▶ [Set task] From the data below, pull out each line containing the string "right" and copy those lines in full.

+---+

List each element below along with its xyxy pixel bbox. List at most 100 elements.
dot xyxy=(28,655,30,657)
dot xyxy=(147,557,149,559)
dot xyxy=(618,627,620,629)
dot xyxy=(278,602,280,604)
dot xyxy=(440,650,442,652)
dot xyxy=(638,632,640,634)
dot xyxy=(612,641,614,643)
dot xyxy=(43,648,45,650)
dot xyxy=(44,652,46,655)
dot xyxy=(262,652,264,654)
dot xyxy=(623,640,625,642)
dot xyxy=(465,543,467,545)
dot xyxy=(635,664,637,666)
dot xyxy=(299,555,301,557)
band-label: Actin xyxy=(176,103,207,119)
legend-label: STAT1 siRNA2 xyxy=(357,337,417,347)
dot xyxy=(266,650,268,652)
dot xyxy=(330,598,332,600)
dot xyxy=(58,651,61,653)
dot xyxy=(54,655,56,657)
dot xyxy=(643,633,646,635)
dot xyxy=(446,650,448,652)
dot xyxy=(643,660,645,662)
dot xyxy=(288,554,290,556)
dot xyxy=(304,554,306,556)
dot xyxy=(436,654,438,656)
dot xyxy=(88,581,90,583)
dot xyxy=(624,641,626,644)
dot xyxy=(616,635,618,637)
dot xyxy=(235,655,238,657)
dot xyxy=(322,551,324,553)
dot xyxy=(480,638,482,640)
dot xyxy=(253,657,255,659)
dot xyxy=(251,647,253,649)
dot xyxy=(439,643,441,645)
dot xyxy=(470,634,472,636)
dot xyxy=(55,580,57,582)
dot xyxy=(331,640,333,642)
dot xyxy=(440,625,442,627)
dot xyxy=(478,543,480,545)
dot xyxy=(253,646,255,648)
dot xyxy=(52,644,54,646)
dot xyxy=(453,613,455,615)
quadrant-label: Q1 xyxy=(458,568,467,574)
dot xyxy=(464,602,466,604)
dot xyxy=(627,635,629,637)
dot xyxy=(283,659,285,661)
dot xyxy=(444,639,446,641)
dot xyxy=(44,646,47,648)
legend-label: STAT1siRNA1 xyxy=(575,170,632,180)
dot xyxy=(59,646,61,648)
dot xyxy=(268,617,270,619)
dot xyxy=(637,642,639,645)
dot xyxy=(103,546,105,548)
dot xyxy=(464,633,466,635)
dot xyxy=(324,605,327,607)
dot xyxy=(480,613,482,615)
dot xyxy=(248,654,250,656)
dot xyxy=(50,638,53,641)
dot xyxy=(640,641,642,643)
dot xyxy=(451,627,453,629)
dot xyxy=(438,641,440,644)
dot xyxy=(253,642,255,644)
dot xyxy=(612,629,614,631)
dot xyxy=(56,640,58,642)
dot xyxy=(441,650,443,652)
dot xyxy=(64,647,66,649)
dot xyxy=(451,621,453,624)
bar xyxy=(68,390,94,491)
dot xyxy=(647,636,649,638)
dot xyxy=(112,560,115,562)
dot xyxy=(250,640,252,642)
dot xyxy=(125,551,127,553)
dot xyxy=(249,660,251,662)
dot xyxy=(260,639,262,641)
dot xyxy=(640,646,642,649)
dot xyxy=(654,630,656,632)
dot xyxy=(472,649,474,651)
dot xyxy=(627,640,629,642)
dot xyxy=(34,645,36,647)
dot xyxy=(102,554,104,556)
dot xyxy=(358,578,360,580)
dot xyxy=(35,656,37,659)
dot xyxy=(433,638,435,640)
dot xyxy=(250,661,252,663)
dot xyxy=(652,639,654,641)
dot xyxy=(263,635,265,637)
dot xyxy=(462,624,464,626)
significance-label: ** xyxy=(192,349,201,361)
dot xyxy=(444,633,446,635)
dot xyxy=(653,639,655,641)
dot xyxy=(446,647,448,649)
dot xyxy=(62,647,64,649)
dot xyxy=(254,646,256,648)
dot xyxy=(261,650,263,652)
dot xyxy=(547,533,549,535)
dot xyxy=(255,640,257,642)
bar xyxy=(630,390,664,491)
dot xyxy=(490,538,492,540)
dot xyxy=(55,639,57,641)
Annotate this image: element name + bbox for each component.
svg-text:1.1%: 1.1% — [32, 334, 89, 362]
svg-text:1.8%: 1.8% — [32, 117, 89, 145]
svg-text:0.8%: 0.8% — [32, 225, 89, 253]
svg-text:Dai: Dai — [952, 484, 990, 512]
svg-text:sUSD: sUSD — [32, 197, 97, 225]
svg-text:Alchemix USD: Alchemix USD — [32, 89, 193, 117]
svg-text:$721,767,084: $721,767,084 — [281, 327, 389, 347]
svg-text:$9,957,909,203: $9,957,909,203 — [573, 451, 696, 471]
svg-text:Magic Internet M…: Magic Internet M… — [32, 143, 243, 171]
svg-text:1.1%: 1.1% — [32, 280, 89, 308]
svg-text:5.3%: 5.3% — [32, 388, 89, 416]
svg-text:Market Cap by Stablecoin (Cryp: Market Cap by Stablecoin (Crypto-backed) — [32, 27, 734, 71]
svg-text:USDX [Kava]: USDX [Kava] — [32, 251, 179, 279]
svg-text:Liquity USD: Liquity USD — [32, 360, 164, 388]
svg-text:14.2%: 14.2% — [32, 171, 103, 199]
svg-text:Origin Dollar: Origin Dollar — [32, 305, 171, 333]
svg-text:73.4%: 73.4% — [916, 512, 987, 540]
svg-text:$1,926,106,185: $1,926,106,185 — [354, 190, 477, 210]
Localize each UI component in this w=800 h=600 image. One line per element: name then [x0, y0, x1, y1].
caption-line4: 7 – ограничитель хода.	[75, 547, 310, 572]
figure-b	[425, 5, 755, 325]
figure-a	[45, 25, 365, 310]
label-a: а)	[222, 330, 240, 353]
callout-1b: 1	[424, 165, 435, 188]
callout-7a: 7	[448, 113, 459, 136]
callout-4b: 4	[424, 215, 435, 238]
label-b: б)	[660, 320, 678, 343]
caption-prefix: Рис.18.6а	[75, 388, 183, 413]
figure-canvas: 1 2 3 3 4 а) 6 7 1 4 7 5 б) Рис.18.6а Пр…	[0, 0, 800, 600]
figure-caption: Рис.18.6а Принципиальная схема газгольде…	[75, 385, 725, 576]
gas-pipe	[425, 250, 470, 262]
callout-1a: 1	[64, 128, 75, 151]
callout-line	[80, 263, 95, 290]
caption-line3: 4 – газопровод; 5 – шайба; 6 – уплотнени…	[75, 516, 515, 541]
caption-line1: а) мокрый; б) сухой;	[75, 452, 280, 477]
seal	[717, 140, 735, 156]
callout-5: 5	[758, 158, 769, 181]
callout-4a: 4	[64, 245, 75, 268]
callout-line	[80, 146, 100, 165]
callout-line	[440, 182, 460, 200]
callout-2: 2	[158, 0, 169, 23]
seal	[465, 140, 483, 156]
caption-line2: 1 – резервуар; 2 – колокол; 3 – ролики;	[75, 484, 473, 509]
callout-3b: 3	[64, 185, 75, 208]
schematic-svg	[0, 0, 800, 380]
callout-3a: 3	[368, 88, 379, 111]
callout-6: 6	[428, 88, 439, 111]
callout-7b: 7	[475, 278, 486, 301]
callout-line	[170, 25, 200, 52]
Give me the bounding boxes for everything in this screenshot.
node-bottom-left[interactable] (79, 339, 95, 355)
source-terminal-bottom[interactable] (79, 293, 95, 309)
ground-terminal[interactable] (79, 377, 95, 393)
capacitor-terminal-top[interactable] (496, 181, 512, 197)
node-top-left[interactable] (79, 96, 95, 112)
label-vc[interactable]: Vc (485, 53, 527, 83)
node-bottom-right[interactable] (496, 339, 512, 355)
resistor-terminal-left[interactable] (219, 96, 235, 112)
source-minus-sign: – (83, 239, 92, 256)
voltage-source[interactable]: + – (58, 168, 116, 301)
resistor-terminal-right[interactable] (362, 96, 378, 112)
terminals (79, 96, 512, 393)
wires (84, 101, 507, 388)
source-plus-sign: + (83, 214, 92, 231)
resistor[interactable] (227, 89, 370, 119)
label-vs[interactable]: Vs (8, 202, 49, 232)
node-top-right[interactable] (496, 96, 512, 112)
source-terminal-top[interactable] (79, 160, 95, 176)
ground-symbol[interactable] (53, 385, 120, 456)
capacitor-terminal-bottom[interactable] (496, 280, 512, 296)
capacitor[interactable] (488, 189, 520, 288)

+---+

▶ [Task answer]
node-bottom-right[interactable] (496, 339, 512, 355)
resistor-terminal-right[interactable] (362, 96, 378, 112)
node-top-right[interactable] (496, 96, 512, 112)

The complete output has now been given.